§ **Exercise aim**: Read the lines that follow and pick out every one containing the word "time".
::::::::
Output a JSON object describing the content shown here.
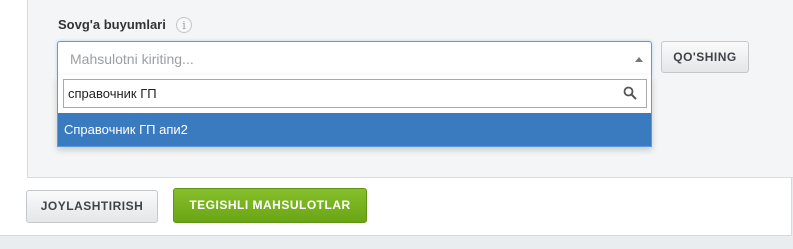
{
  "gifts": {
    "label": "Sovg'a buyumlari",
    "info_icon": "info-icon",
    "select_placeholder": "Mahsulotni kiriting...",
    "search_value": "справочник ГП",
    "search_icon": "search-icon",
    "highlighted_option": "Справочник ГП апи2",
    "add_button": "QO'SHING"
  },
  "footer": {
    "place_button": "JOYLASHTIRISH",
    "related_button": "TEGISHLI MAHSULOTLAR"
  },
  "colors": {
    "highlight": "#3a7bbf",
    "focus_border": "#5b9ce0",
    "primary_green": "#77b21f"
  }
}
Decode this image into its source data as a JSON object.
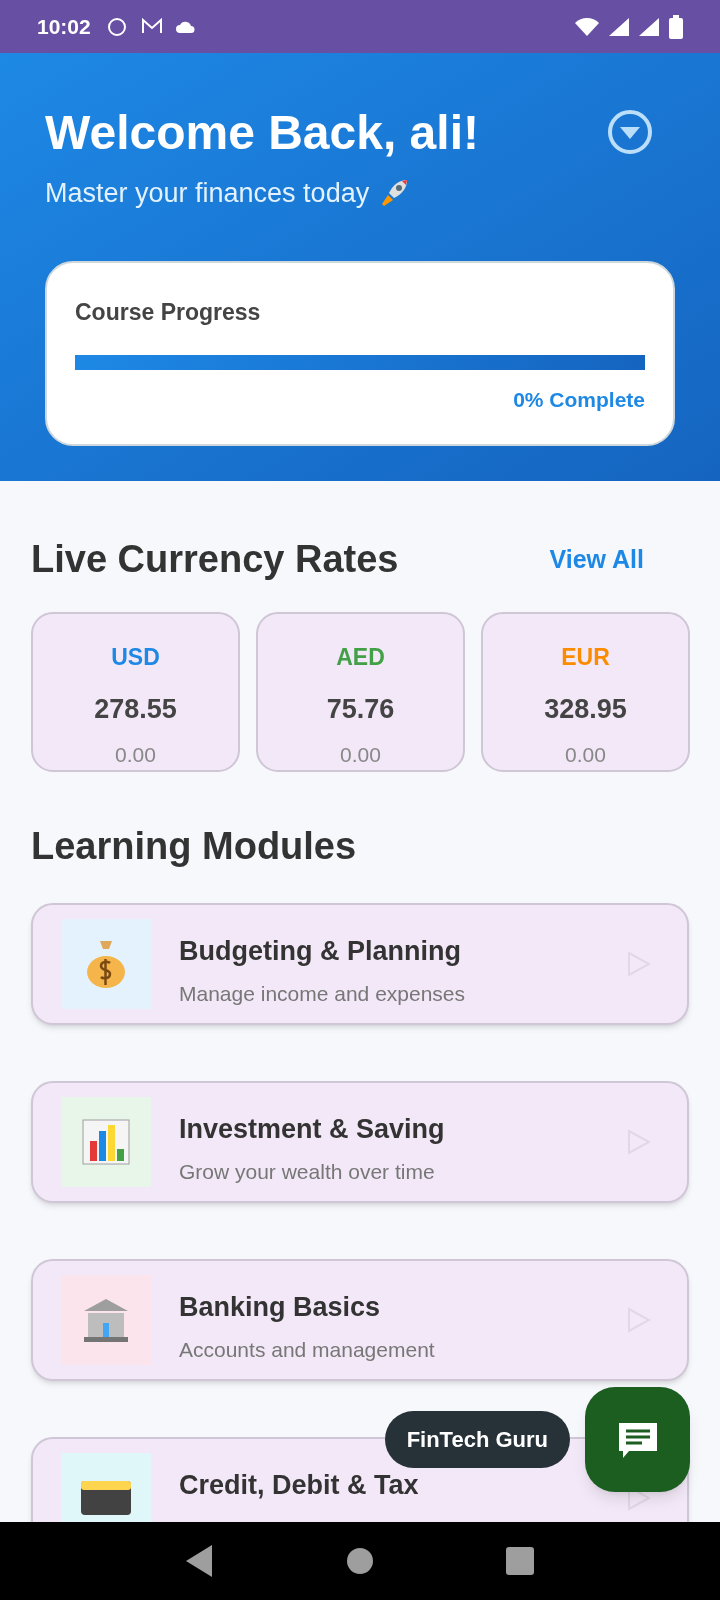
{
  "status_bar": {
    "time": "10:02"
  },
  "header": {
    "title": "Welcome Back, ali!",
    "subtitle": "Master your finances today"
  },
  "progress": {
    "title": "Course Progress",
    "level": 0,
    "reading": "0% Complete"
  },
  "currency": {
    "title": "Live Currency Rates",
    "link": "View All",
    "rates": [
      {
        "code": "USD",
        "color": "#1e88e5",
        "value": "278.55",
        "change": "0.00"
      },
      {
        "code": "AED",
        "color": "#43a047",
        "value": "75.76",
        "change": "0.00"
      },
      {
        "code": "EUR",
        "color": "#fb8c00",
        "value": "328.95",
        "change": "0.00"
      }
    ]
  },
  "modules": {
    "title": "Learning Modules",
    "items": [
      {
        "kind": "bag",
        "title": "Budgeting & Planning",
        "subtitle": "Manage income and expenses"
      },
      {
        "kind": "chart",
        "title": "Investment & Saving",
        "subtitle": "Grow your wealth over time"
      },
      {
        "kind": "bank",
        "title": "Banking Basics",
        "subtitle": "Accounts and management"
      },
      {
        "kind": "card",
        "title": "Credit, Debit & Tax"
      }
    ]
  },
  "assistant": {
    "label": "FinTech Guru"
  }
}
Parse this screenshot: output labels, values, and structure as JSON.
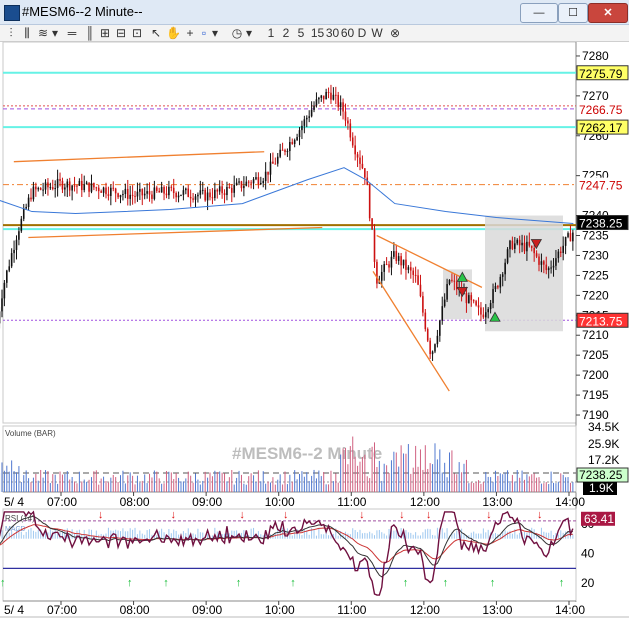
::::::::
§ **Written answer**:
    "time": "10:02"
        "subtitle": "Grow your wealth over time"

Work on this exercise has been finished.